Instructions for the task = Set out every line bearing the string "wind".

Excerpts from a figure dataset
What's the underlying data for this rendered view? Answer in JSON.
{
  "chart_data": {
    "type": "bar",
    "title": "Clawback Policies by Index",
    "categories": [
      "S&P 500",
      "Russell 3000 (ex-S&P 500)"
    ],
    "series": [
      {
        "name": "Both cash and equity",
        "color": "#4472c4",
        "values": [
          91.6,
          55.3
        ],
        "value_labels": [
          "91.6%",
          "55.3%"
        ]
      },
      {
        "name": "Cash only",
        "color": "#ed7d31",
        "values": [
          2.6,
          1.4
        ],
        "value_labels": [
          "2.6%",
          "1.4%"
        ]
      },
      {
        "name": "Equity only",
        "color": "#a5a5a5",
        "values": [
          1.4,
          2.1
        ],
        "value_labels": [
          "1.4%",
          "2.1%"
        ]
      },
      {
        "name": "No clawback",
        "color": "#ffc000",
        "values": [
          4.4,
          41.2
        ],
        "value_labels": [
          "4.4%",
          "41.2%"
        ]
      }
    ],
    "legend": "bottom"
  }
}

---

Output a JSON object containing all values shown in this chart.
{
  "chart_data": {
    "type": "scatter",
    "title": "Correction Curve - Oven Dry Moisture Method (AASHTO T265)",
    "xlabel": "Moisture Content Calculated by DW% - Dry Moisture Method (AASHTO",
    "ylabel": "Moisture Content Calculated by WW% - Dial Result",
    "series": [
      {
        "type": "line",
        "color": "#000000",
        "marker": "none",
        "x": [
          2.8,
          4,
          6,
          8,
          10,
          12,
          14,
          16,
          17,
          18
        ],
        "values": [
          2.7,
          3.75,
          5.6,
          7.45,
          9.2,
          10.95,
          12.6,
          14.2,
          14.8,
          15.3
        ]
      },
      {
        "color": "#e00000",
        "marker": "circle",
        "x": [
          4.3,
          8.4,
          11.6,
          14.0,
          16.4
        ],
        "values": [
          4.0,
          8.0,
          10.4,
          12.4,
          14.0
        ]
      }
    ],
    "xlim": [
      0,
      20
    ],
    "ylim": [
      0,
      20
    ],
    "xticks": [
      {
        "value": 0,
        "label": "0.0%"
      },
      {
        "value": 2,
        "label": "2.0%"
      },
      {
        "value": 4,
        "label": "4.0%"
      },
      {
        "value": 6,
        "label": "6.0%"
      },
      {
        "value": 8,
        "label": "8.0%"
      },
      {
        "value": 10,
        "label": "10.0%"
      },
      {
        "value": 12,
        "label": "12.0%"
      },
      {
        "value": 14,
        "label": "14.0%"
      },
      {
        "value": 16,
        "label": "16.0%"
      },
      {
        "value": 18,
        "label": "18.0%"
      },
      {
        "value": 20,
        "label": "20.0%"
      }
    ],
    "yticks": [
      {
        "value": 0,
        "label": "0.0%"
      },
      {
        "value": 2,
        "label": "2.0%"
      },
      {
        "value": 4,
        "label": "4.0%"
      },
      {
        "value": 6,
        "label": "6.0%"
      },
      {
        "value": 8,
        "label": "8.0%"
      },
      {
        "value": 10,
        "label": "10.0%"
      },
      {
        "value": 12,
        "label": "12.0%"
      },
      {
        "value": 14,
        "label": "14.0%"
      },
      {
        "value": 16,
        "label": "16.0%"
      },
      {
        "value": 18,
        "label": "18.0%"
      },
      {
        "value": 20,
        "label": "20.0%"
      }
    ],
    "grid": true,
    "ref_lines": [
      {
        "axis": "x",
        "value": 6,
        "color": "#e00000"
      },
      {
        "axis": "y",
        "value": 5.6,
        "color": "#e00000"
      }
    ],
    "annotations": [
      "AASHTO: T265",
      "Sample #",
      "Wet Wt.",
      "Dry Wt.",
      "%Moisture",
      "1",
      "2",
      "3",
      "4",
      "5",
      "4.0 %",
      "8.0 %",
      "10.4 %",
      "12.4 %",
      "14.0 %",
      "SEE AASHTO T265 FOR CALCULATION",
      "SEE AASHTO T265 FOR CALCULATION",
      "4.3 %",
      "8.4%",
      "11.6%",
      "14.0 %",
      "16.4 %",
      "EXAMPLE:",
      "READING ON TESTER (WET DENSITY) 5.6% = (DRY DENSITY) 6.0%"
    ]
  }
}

* * *

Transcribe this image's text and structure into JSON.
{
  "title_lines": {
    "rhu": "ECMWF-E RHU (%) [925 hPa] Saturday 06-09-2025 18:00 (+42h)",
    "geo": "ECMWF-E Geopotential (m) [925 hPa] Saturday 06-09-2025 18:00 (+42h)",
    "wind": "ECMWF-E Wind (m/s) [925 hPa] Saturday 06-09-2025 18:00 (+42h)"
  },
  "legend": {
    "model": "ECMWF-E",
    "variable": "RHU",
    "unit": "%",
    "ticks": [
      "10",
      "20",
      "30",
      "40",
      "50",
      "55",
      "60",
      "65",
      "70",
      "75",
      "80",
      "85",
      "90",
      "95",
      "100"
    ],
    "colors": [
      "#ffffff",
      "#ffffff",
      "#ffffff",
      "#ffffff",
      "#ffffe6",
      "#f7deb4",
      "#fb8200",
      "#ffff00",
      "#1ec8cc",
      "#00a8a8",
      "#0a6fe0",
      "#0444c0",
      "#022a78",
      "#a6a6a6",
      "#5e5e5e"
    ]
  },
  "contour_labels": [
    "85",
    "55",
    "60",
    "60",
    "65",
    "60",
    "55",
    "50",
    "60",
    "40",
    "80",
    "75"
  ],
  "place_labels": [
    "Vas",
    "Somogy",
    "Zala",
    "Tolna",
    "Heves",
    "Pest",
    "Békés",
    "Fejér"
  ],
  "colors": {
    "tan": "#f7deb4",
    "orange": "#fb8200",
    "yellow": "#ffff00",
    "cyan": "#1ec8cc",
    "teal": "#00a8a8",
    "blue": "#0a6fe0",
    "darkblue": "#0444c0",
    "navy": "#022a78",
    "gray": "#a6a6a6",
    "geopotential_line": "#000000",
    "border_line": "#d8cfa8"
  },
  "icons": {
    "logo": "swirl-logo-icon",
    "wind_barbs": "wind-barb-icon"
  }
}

Task solution =
    "wind": "ECMWF-E Wind (m/s) [925 hPa] Saturday 06-09-2025 18:00 (+42h)"
    "wind_barbs": "wind-barb-icon"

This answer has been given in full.